__取り組む課題__:
1. ナイトクラブの訪問記のうち、「ぼくを含めた数人の客に対して、すでに女性ダンサーによるショーが開始されていた。」から「時間は9時。まだ早い。暗闇の中、客の人数を確認すると2、3人のようだ。」までの一続きの部分を、一字も変えずに再掲してください。
2. 次の(a)〜(c)の記述がナイトクラブの訪問記の内容と一致するかを「はい」または「いいえ」で判定し、判断の根拠となる本文の語句をそのまま引用してください。(a) 店内の客席は2階席まである。(b) 語り手はボーイにビールを注文した。(c) 店には日本のようなおしぼりが用意されていた。

__原文抜粋__:
☆ ☆ ☆ ☆ ☆
夜間にタクシー移動をしたとき、ナイトクラブ Le Club の幹線道路側のネオンを何回か見た。周辺には、多数のナイトクラブがあったが、何となく明るい雰囲気に魅かれて、そこに入ることにした。

タクシーを降り、クラブの門を開けた。

店内はホンジュラスのナイトクラブとは比較にならないくらい広い。客は100人以上収容できそうだ。
そして豪華な設備。劇場のようになホールに座っている女性は20人ほどだろうか。

夜9時。クラブにとっては早い時間帯に、これだけの人数の女性がいる。全部で何人の女性が働いているのだろう。10時、11時という数多くの客が来店する時間帯になると、女性たちは控室からホールに出てくる傾向がある。

客席には豪華なガラス張りのテーブル。一流クラブのような作りだ。2階席まである。

ぼくを含めた数人の客に対して、すでに女性ダンサーによるショーが開始されていた。
客をあきさせない配慮が行き届いている。

入口付近で店内を興味深く眺めていると、
「こちらへどうぞ」
ボーイさんから声がかかった。

店内の真ん中、見晴らしいのよい中央のテーブルに案内される。

「何をお飲みになりますか」
「ソーダを一つ」
「わかりました。しばらくお待ちください」

時間は9時。まだ早い。暗闇の中、客の人数を確認すると2、3人のようだ。
時間が早いせいか、女性の踊りもいくぶん控えめだ。

ソーダが机に運ばれた。
レモンを絞る。
日本のようなおしぼりはないが、紙製の使い捨ての手ふきがある。それで手をふいた。

グラスを口に運び、苦みを楽しむ。
☆ ☆ ☆ ☆ ☆
__提供データ__:
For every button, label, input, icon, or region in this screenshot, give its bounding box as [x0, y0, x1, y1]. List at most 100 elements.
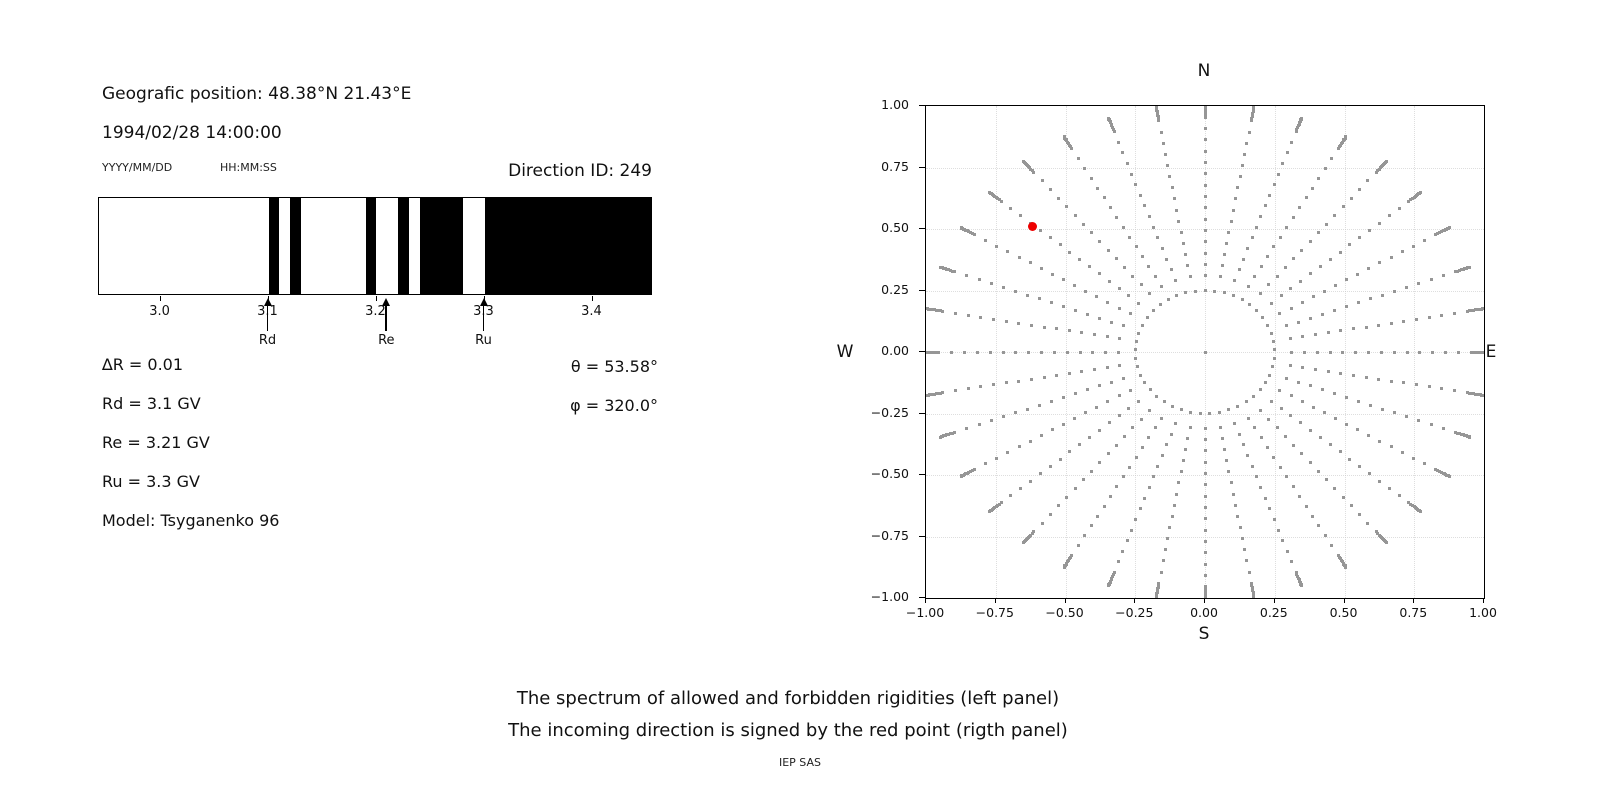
☆ ☆ ☆ ☆ ☆
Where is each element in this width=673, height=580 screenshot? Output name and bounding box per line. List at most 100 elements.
☆ ☆ ☆ ☆ ☆
__解答__:
1.
ぼくを含めた数人の客に対して、すでに女性ダンサーによるショーが開始されていた。
客をあきさせない配慮が行き届いている。

入口付近で店内を興味深く眺めていると、
「こちらへどうぞ」
ボーイさんから声がかかった。

店内の真ん中、見晴らしいのよい中央のテーブルに案内される。

「何をお飲みになりますか」
「ソーダを一つ」
「わかりました。しばらくお待ちください」

時間は9時。まだ早い。暗闇の中、客の人数を確認すると2、3人のようだ。

2.
(a) はい。「2階席まである。」
(b) いいえ。「ソーダを一つ」
(c) いいえ。「日本のようなおしぼりはないが、紙製の使い捨ての手ふきがある。」